**Stored data:**
+---+

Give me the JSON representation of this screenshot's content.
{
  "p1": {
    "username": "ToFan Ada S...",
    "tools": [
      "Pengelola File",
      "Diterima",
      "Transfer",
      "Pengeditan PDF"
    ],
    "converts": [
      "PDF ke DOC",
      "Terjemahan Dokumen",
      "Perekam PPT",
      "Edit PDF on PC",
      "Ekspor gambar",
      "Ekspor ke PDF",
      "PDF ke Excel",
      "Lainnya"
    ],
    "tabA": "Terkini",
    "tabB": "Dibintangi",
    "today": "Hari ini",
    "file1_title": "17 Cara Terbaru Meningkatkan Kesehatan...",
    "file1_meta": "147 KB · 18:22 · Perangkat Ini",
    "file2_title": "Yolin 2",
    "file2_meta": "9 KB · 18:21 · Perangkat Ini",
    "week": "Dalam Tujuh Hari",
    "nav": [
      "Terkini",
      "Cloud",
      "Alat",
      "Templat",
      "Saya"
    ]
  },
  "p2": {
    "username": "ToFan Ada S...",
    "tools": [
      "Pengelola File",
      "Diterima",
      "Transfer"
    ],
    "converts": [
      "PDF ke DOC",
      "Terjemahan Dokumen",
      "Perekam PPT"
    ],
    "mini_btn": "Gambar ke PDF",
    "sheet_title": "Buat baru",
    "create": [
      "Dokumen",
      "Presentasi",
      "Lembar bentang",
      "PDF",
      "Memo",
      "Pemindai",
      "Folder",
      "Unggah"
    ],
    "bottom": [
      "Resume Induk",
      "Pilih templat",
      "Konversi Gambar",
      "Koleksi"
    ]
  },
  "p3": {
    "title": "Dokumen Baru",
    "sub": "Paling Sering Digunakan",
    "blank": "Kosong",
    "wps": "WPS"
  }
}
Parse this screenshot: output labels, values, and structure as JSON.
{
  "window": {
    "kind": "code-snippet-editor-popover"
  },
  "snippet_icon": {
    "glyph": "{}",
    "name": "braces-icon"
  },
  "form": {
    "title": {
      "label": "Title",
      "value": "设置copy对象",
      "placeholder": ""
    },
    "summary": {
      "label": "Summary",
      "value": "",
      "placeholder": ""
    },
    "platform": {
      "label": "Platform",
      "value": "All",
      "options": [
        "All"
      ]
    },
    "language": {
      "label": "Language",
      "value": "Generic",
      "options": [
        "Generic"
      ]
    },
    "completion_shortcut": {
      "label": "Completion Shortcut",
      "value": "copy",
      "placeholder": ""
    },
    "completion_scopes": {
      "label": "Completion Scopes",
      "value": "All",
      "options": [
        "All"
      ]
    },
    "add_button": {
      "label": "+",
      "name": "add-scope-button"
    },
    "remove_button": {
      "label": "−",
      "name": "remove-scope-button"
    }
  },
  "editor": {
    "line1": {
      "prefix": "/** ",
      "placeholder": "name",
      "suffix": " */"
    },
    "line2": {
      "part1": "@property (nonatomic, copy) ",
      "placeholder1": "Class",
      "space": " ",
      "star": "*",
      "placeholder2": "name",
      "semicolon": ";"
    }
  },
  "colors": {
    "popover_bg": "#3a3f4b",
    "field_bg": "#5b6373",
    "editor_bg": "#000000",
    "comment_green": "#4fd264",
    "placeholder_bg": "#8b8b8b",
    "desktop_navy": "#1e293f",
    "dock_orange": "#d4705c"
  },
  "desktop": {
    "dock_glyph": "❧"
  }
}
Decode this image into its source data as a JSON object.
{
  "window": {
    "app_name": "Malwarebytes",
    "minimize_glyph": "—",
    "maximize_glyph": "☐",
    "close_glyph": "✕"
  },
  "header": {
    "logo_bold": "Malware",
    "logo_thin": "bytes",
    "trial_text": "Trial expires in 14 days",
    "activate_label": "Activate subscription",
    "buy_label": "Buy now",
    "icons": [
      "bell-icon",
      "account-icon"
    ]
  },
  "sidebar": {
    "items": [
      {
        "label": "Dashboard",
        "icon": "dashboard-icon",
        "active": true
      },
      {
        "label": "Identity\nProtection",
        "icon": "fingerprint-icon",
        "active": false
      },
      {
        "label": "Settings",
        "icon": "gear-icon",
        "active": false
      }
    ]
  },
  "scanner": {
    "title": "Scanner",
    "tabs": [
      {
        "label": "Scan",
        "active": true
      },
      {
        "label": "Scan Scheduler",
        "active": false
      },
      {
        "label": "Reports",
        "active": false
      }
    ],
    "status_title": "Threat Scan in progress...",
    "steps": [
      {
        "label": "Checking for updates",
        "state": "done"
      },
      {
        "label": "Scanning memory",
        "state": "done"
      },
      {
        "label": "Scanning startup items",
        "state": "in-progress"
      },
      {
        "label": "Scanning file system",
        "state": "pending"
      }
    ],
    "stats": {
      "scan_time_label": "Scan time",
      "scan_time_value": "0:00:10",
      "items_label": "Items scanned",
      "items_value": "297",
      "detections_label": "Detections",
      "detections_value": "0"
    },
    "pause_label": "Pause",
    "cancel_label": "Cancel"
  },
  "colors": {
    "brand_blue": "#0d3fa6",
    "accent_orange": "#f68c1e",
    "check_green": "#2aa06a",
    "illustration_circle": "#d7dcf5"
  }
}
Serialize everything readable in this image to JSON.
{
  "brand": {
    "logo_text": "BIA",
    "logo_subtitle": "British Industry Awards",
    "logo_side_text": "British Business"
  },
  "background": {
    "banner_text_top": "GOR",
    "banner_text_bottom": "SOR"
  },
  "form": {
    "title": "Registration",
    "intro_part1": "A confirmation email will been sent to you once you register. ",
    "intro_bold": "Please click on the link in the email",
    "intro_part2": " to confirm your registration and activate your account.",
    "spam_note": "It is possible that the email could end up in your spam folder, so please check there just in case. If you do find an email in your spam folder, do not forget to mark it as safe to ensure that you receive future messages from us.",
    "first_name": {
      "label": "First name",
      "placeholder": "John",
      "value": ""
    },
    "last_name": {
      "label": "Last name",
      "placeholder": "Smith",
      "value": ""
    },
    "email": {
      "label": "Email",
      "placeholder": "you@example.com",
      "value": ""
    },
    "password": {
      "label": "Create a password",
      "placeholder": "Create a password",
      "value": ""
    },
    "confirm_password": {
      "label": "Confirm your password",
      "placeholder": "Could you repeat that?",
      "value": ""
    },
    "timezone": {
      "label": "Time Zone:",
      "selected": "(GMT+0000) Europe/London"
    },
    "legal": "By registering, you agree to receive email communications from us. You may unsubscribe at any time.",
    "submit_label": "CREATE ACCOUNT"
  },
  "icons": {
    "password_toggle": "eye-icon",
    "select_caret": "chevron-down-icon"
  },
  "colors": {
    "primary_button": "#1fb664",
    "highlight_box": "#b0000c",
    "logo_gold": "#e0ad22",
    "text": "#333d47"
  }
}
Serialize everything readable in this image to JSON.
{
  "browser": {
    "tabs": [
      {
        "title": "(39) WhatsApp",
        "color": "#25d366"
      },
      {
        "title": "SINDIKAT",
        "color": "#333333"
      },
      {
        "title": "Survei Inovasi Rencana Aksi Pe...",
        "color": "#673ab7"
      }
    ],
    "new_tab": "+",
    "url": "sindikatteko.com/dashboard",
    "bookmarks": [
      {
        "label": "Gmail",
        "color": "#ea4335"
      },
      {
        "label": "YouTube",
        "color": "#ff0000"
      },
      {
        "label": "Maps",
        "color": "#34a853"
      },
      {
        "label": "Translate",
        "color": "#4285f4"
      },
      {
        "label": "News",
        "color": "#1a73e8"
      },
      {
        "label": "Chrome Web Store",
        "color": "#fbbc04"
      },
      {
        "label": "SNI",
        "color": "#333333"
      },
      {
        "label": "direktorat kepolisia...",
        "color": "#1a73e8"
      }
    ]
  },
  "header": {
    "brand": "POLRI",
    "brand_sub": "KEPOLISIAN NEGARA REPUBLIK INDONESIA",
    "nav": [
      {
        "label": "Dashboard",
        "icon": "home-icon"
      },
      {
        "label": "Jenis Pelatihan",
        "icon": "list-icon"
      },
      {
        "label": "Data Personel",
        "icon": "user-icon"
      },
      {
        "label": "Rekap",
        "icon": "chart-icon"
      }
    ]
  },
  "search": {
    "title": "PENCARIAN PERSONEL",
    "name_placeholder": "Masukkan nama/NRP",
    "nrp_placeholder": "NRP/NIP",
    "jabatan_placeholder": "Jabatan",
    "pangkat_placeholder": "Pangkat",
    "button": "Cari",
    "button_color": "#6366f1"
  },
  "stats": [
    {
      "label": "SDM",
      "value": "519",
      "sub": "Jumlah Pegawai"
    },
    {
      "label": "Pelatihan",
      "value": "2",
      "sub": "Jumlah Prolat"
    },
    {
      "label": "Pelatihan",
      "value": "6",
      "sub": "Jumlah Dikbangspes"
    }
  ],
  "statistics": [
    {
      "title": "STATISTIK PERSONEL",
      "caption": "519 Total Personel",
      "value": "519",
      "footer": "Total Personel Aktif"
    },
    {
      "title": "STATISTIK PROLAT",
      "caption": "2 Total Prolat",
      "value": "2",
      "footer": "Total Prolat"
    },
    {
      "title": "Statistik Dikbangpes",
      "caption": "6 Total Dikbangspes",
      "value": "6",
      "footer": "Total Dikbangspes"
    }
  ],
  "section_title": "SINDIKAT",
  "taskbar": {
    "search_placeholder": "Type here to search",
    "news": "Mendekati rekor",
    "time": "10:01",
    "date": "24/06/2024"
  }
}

+---+

**Directions:** Extract each line from the listing that holds the word "footer".

**Correct output:**
      "footer": "Total Personel Aktif"
      "footer": "Total Prolat"
      "footer": "Total Dikbangspes"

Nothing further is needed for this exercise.